**EXERCISE OBJECTIVE**
Below are entries. Pull out all lines containing "营养组织".

------------------------------------------------------------

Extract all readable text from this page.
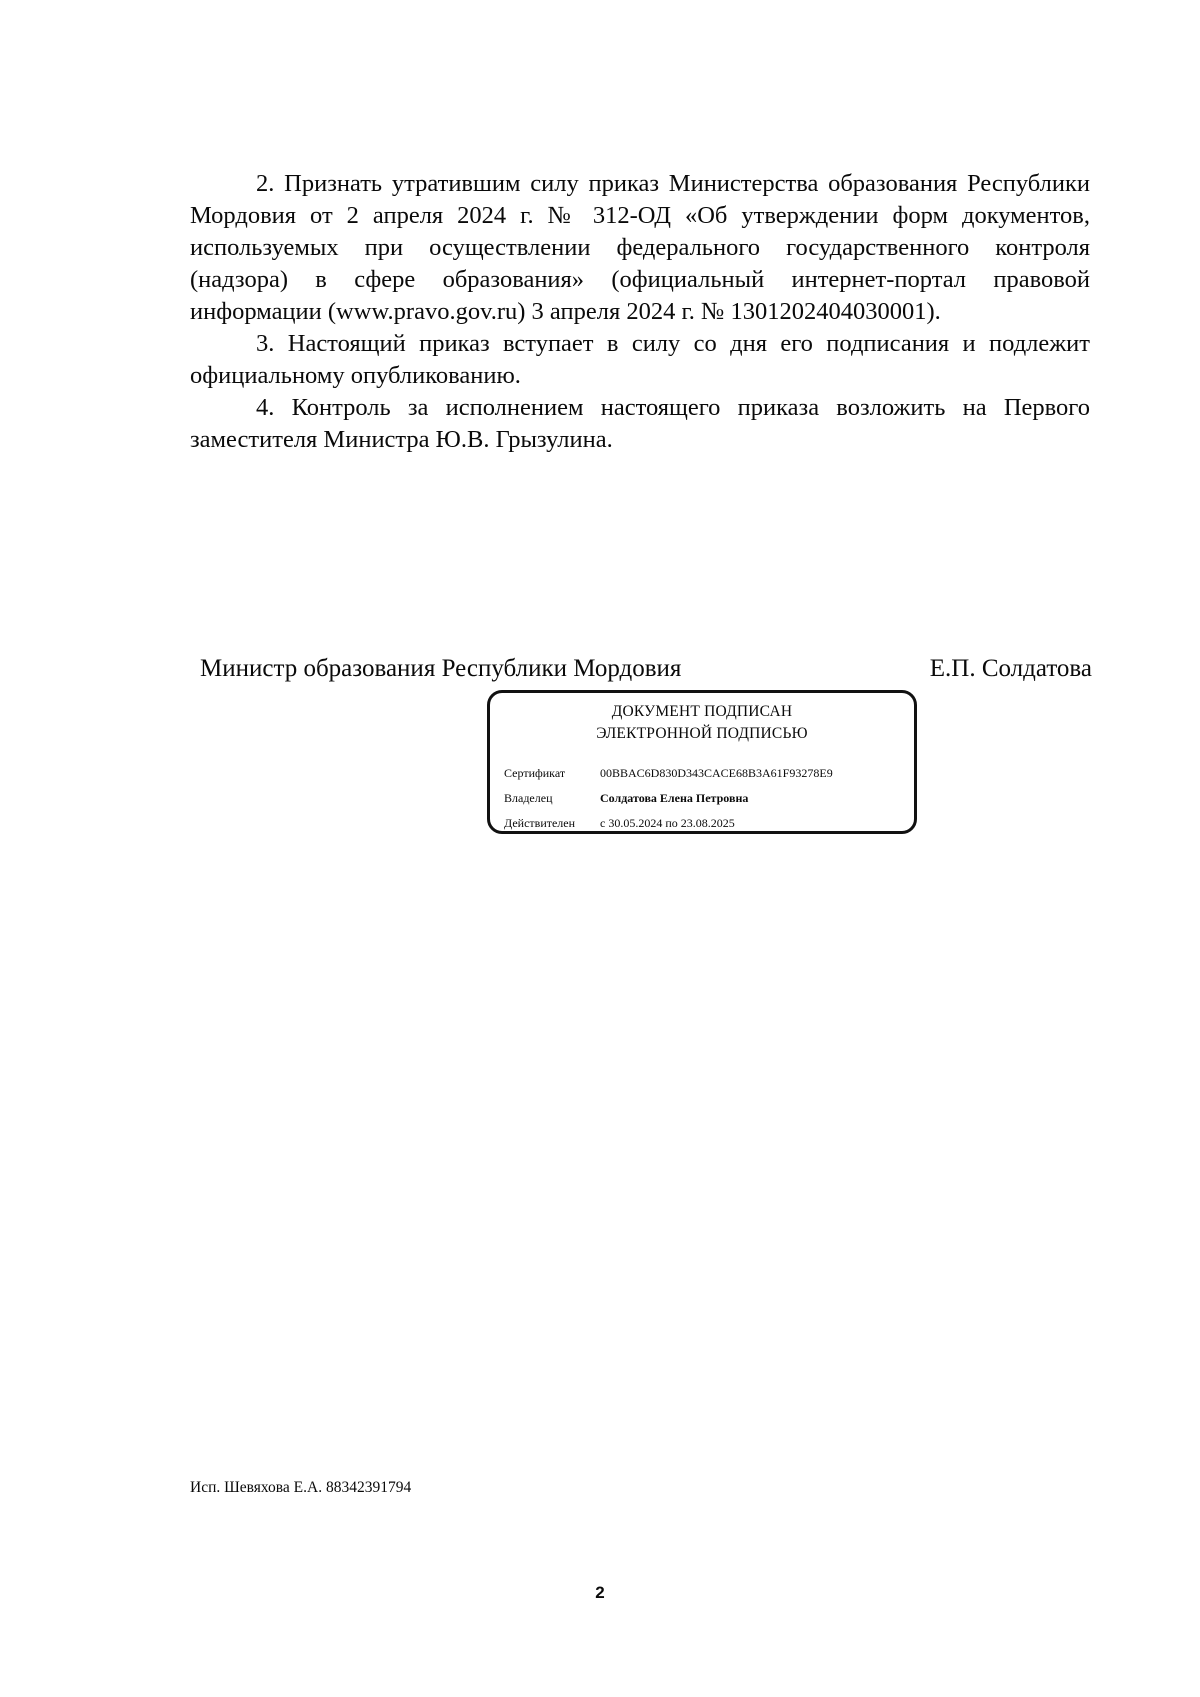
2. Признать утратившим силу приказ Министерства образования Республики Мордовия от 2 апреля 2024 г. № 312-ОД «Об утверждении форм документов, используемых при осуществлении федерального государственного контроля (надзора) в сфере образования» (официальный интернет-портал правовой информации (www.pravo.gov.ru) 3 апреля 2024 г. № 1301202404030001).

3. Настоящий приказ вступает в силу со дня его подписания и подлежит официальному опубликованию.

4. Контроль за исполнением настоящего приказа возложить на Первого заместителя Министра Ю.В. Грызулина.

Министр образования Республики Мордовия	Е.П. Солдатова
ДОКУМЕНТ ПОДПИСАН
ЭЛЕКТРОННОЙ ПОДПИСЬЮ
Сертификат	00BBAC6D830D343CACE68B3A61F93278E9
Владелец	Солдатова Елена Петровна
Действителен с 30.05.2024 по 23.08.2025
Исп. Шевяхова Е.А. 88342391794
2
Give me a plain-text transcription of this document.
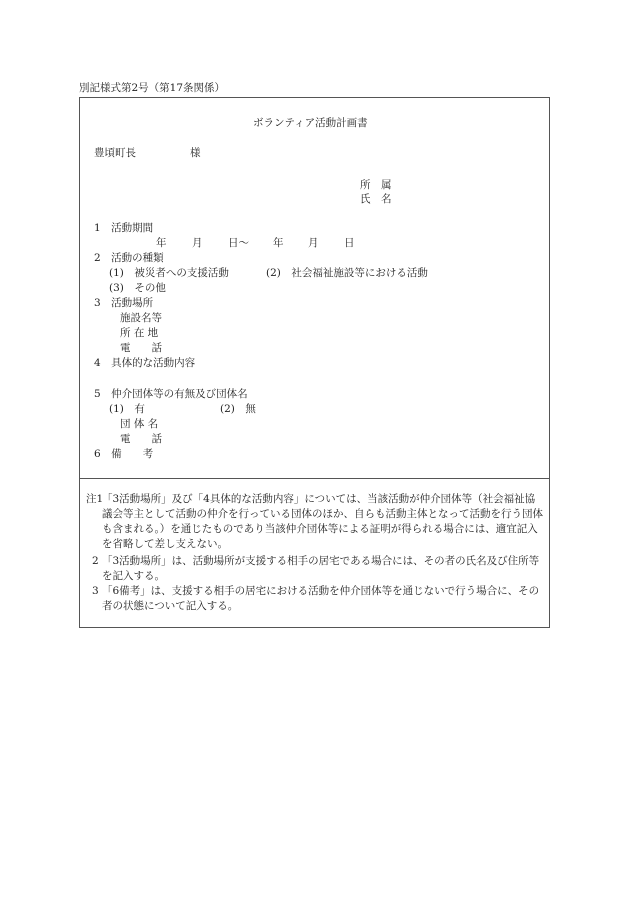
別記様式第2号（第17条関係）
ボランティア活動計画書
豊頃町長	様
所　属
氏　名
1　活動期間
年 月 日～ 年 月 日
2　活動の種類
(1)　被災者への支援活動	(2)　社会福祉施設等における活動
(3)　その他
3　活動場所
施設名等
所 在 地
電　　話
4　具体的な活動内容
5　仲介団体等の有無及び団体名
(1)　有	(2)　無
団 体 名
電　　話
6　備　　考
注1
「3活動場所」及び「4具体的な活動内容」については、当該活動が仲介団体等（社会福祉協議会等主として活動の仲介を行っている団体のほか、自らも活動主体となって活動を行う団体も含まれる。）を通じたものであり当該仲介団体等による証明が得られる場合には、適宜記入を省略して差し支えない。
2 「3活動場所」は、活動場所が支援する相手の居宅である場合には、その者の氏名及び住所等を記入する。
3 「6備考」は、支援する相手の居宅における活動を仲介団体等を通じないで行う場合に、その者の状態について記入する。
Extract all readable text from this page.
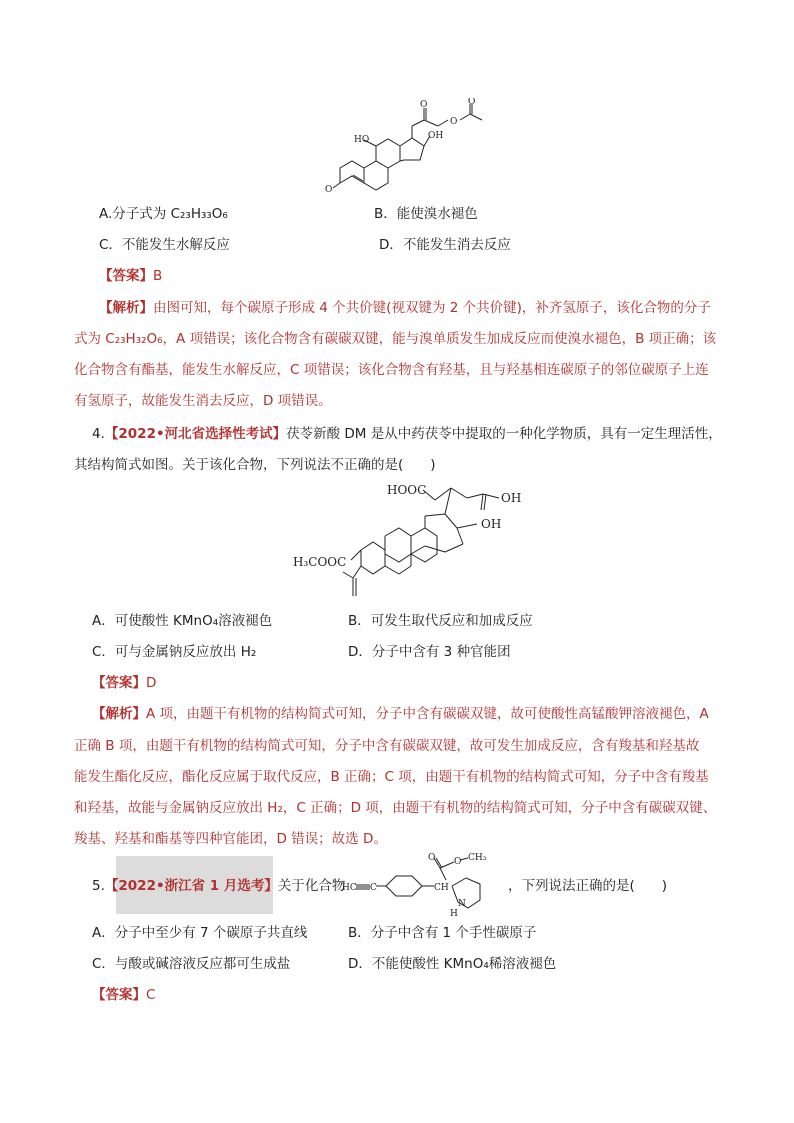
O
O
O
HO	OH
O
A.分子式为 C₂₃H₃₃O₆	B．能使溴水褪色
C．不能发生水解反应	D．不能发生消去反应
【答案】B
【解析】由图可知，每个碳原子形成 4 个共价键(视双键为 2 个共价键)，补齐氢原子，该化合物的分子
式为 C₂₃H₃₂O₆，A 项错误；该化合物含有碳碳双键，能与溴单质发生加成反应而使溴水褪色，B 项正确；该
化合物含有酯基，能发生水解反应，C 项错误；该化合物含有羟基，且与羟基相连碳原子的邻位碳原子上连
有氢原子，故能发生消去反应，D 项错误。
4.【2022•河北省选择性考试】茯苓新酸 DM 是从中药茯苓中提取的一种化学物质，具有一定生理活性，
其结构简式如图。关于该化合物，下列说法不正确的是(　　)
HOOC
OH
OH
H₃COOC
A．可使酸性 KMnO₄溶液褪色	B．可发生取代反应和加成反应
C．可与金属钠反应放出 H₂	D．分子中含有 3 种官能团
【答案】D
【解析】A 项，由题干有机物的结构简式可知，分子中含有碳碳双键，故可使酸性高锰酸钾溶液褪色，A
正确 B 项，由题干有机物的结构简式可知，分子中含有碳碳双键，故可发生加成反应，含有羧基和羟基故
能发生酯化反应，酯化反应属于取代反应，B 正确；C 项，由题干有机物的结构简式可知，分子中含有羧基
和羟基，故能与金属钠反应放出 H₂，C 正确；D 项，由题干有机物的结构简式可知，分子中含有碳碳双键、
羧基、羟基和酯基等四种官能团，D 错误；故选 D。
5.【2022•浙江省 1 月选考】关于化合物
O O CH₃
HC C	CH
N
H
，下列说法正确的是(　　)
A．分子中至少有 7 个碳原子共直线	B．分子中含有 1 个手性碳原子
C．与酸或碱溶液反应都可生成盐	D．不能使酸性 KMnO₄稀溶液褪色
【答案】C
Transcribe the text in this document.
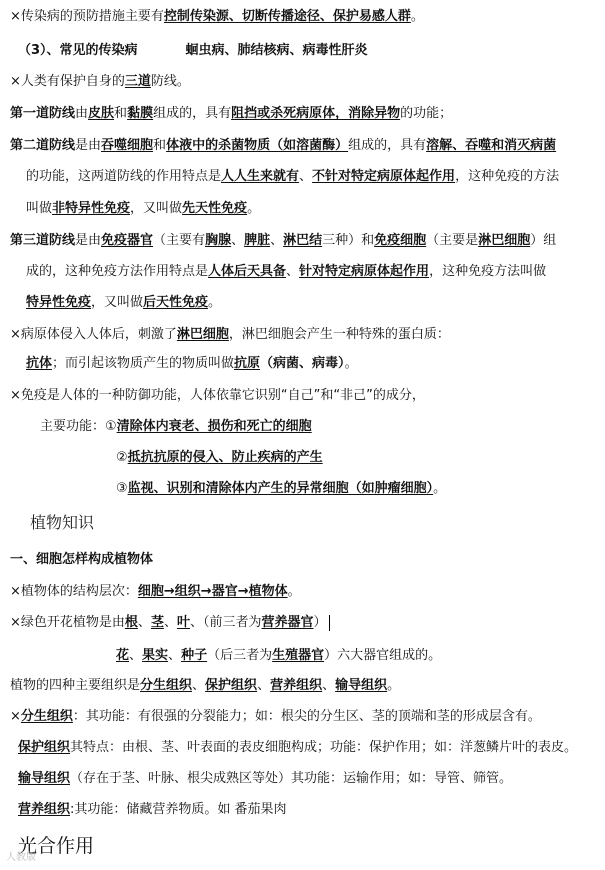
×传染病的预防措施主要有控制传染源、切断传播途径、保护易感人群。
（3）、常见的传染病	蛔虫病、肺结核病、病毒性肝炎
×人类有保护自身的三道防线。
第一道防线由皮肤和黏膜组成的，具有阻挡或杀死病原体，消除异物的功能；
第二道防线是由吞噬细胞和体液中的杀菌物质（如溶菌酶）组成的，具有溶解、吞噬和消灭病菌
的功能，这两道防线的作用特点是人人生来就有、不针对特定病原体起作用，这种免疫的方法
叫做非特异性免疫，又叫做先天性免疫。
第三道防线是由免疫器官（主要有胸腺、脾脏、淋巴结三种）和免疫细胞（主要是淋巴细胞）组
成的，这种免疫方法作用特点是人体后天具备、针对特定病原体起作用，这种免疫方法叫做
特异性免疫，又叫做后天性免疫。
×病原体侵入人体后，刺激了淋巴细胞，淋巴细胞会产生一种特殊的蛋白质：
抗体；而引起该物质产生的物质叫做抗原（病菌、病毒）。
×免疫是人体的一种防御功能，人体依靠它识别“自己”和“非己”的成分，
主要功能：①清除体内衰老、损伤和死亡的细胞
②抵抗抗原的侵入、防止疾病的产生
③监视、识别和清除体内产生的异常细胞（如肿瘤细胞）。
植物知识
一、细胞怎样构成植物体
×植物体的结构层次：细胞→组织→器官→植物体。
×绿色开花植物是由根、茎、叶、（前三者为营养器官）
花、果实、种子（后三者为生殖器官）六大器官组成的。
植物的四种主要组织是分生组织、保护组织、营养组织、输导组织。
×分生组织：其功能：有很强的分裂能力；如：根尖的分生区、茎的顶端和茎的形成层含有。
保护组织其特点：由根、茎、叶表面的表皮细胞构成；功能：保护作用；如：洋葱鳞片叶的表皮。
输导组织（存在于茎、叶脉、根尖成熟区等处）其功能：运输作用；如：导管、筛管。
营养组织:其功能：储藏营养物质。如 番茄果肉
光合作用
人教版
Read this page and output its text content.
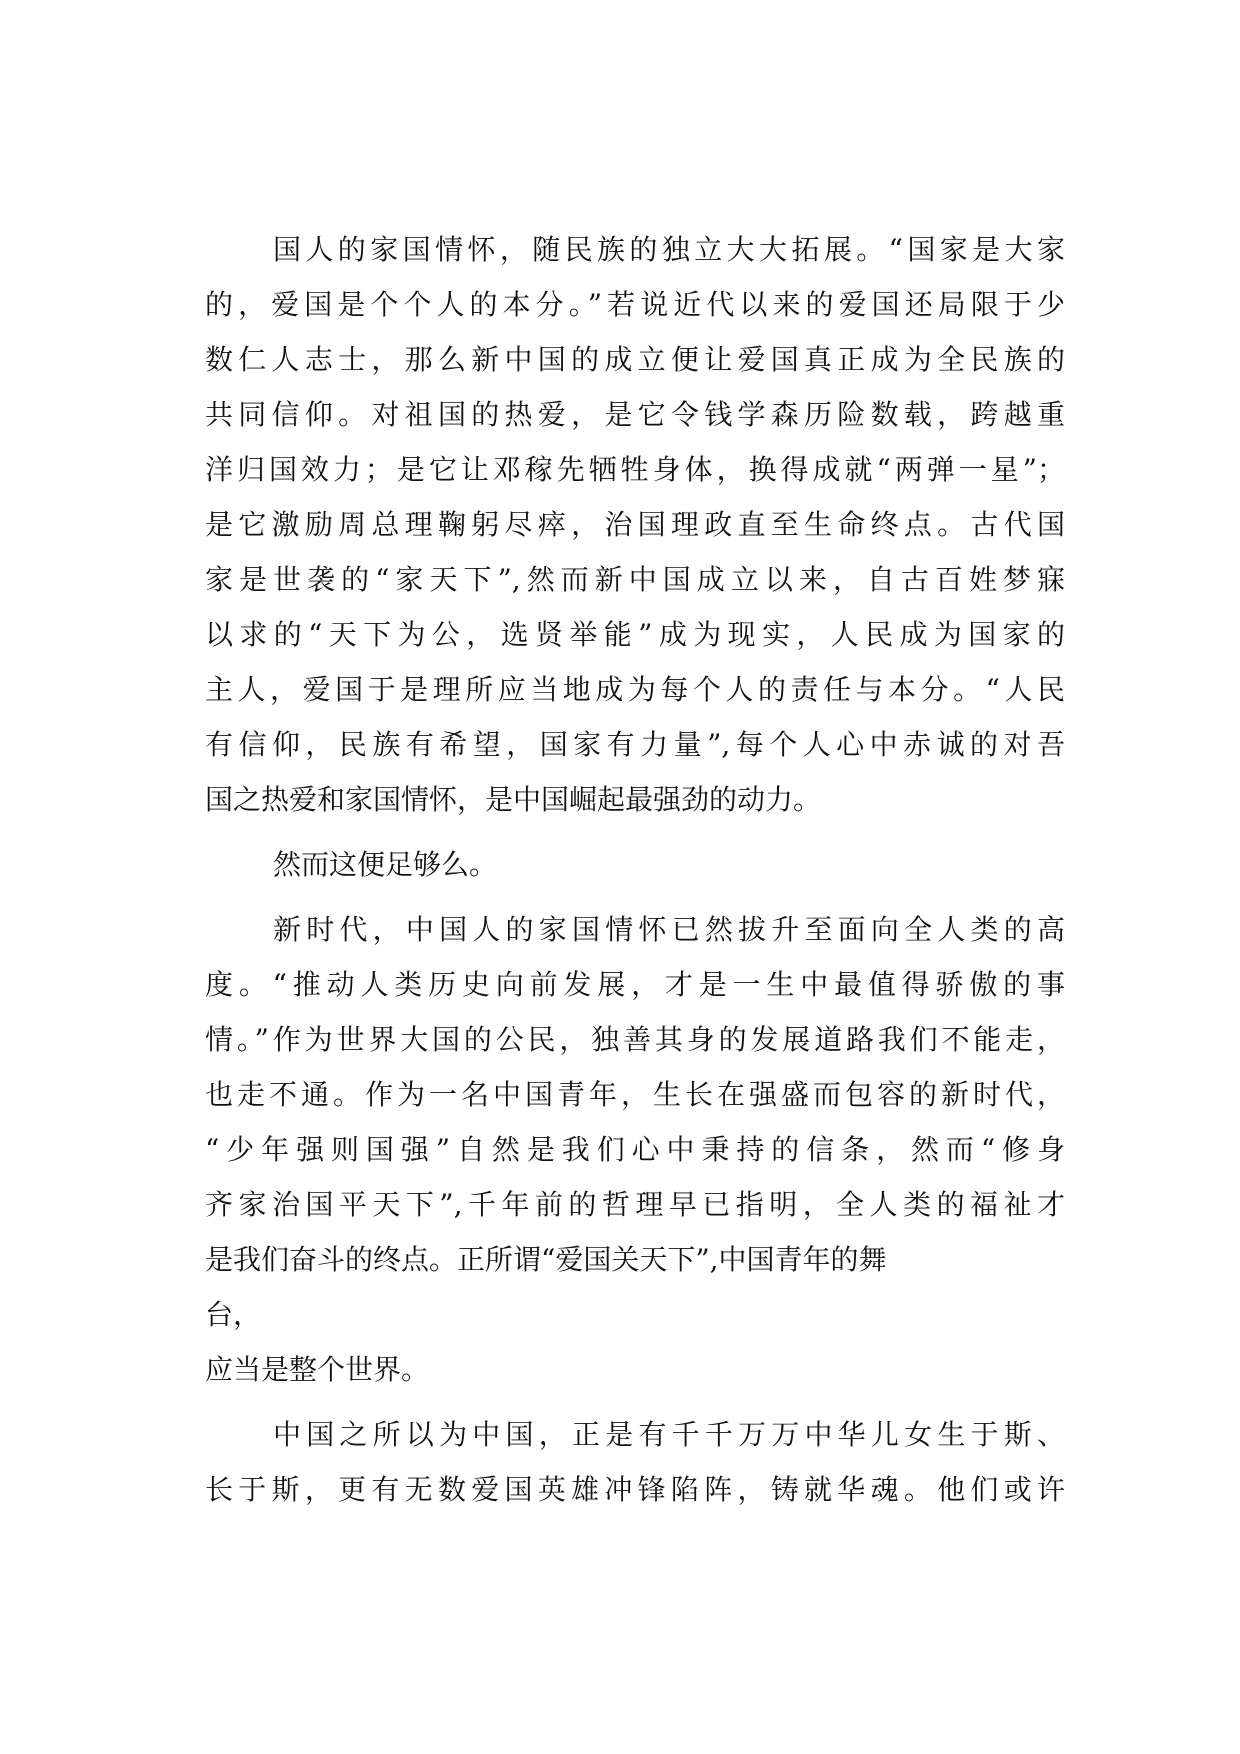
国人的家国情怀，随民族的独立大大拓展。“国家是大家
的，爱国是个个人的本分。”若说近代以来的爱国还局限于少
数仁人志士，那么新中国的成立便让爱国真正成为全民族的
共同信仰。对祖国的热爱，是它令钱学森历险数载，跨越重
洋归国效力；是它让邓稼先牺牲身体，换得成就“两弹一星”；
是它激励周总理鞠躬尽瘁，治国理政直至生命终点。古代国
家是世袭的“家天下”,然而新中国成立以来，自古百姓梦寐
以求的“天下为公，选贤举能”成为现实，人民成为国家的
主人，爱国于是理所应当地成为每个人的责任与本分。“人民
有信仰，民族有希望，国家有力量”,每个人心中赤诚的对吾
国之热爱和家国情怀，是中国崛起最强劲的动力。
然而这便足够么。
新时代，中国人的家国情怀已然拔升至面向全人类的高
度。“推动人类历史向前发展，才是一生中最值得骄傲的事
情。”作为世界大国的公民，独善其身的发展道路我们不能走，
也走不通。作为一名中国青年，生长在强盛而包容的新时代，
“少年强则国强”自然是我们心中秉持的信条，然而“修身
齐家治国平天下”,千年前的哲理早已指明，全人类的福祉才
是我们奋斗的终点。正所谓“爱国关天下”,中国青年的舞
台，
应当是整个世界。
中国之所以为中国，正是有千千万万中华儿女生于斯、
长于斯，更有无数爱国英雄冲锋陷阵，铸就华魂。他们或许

------------------------------------------------------------

**OUTPUT BELOW**
植物的四种主要组织是分生组织、保护组织、营养组织、输导组织。
营养组织:其功能：储藏营养物质。如 番茄果肉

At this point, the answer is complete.